## BEGIN MATERIAL
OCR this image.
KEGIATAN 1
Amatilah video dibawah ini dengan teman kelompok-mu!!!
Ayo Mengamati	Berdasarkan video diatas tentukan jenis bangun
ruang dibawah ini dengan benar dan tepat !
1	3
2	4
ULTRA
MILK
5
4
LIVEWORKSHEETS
## END MATERIAL
* WHAT IS EXPECTED *
Report all lines of the data that include the word "video".

* TASK SOLUTION *
Amatilah video dibawah ini dengan teman kelompok-mu!!!
Ayo Mengamati	Berdasarkan video diatas tentukan jenis bangun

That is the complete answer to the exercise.